▸ What you will do
Can you reproduce every item below word for word, leaving out the pictures?

┄┄┄┄┄┄

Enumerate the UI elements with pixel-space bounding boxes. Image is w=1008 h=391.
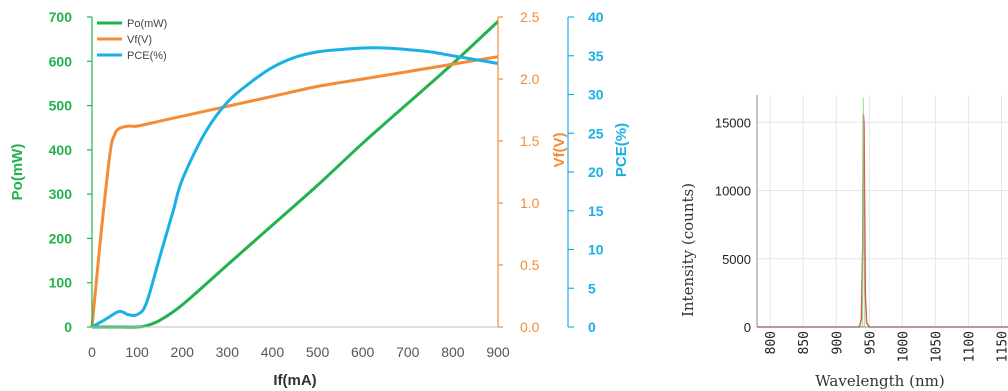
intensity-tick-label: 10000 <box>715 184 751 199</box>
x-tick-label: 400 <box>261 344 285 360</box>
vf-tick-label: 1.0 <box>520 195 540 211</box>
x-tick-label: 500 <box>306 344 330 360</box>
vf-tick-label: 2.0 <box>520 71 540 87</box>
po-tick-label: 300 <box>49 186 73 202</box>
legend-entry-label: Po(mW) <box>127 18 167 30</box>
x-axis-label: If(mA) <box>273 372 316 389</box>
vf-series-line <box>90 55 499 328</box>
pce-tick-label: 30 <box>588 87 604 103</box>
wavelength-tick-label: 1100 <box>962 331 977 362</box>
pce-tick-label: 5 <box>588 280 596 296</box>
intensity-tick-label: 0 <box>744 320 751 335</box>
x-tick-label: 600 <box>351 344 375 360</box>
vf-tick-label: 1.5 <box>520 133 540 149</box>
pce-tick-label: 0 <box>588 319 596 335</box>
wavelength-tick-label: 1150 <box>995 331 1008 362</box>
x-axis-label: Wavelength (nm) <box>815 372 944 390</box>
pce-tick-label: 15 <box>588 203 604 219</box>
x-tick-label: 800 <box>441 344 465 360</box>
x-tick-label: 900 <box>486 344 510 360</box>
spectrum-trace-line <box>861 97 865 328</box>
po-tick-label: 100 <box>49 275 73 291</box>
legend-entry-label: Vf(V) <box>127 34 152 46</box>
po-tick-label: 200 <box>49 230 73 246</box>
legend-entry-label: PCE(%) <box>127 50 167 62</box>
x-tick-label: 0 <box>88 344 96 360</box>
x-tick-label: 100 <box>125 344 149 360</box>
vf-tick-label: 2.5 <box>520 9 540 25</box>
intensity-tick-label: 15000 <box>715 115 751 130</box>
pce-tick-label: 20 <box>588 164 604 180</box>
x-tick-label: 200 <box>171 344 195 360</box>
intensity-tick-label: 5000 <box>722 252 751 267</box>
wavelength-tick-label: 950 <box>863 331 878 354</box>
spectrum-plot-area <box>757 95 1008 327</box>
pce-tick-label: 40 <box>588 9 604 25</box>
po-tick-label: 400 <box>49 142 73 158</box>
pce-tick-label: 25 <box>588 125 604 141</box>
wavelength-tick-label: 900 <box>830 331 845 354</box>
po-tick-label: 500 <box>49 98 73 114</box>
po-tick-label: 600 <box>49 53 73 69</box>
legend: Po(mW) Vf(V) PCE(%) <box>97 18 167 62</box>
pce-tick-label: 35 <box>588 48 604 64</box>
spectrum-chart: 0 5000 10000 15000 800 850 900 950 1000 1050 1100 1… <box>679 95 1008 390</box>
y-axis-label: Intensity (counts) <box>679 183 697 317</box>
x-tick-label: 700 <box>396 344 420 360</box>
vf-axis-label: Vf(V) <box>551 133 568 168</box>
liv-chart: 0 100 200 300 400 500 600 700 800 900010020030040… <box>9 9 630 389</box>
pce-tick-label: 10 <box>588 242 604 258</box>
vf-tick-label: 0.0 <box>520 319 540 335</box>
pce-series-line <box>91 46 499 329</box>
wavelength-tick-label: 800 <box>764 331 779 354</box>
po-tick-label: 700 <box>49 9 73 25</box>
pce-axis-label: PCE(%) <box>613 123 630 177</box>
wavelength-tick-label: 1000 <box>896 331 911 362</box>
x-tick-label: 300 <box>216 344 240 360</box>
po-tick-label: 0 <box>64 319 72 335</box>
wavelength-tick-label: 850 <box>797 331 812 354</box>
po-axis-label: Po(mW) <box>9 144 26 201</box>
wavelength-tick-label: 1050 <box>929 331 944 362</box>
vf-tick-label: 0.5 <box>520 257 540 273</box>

┄┄┄┄┄┄

▸ Response to this exercise
Enumerate the UI elements with pixel-space bounding boxes. Image is w=1008 h=391.
intensity-tick-label: 10000 <box>715 184 751 199</box>
x-tick-label: 400 <box>261 344 285 360</box>
vf-tick-label: 1.0 <box>520 195 540 211</box>
x-tick-label: 500 <box>306 344 330 360</box>
vf-tick-label: 2.0 <box>520 71 540 87</box>
po-tick-label: 300 <box>49 186 73 202</box>
legend-entry-label: Po(mW) <box>127 18 167 30</box>
x-axis-label: If(mA) <box>273 372 316 389</box>
vf-series-line <box>90 55 499 328</box>
pce-tick-label: 30 <box>588 87 604 103</box>
wavelength-tick-label: 1100 <box>962 331 977 362</box>
pce-tick-label: 5 <box>588 280 596 296</box>
intensity-tick-label: 0 <box>744 320 751 335</box>
x-tick-label: 600 <box>351 344 375 360</box>
vf-tick-label: 1.5 <box>520 133 540 149</box>
pce-tick-label: 0 <box>588 319 596 335</box>
wavelength-tick-label: 1150 <box>995 331 1008 362</box>
x-axis-label: Wavelength (nm) <box>815 372 944 390</box>
pce-tick-label: 15 <box>588 203 604 219</box>
x-tick-label: 800 <box>441 344 465 360</box>
x-tick-label: 900 <box>486 344 510 360</box>
spectrum-trace-line <box>861 97 865 328</box>
po-tick-label: 100 <box>49 275 73 291</box>
legend-entry-label: Vf(V) <box>127 34 152 46</box>
po-tick-label: 200 <box>49 230 73 246</box>
legend-entry-label: PCE(%) <box>127 50 167 62</box>
x-tick-label: 0 <box>88 344 96 360</box>
x-tick-label: 100 <box>125 344 149 360</box>
vf-tick-label: 2.5 <box>520 9 540 25</box>
intensity-tick-label: 15000 <box>715 115 751 130</box>
pce-tick-label: 20 <box>588 164 604 180</box>
x-tick-label: 200 <box>171 344 195 360</box>
intensity-tick-label: 5000 <box>722 252 751 267</box>
wavelength-tick-label: 950 <box>863 331 878 354</box>
spectrum-plot-area <box>757 95 1008 327</box>
pce-tick-label: 40 <box>588 9 604 25</box>
po-tick-label: 400 <box>49 142 73 158</box>
pce-tick-label: 25 <box>588 125 604 141</box>
wavelength-tick-label: 900 <box>830 331 845 354</box>
po-tick-label: 500 <box>49 98 73 114</box>
po-tick-label: 600 <box>49 53 73 69</box>
legend: Po(mW) Vf(V) PCE(%) <box>97 18 167 62</box>
pce-tick-label: 35 <box>588 48 604 64</box>
spectrum-chart: 0 5000 10000 15000 800 850 900 950 1000 1050 1100 1… <box>679 95 1008 390</box>
y-axis-label: Intensity (counts) <box>679 183 697 317</box>
x-tick-label: 700 <box>396 344 420 360</box>
vf-axis-label: Vf(V) <box>551 133 568 168</box>
liv-chart: 0 100 200 300 400 500 600 700 800 900010020030040… <box>9 9 630 389</box>
pce-tick-label: 10 <box>588 242 604 258</box>
vf-tick-label: 0.0 <box>520 319 540 335</box>
pce-series-line <box>91 46 499 329</box>
wavelength-tick-label: 800 <box>764 331 779 354</box>
po-tick-label: 700 <box>49 9 73 25</box>
pce-axis-label: PCE(%) <box>613 123 630 177</box>
wavelength-tick-label: 1000 <box>896 331 911 362</box>
x-tick-label: 300 <box>216 344 240 360</box>
po-tick-label: 0 <box>64 319 72 335</box>
wavelength-tick-label: 850 <box>797 331 812 354</box>
po-axis-label: Po(mW) <box>9 144 26 201</box>
wavelength-tick-label: 1050 <box>929 331 944 362</box>
vf-tick-label: 0.5 <box>520 257 540 273</box>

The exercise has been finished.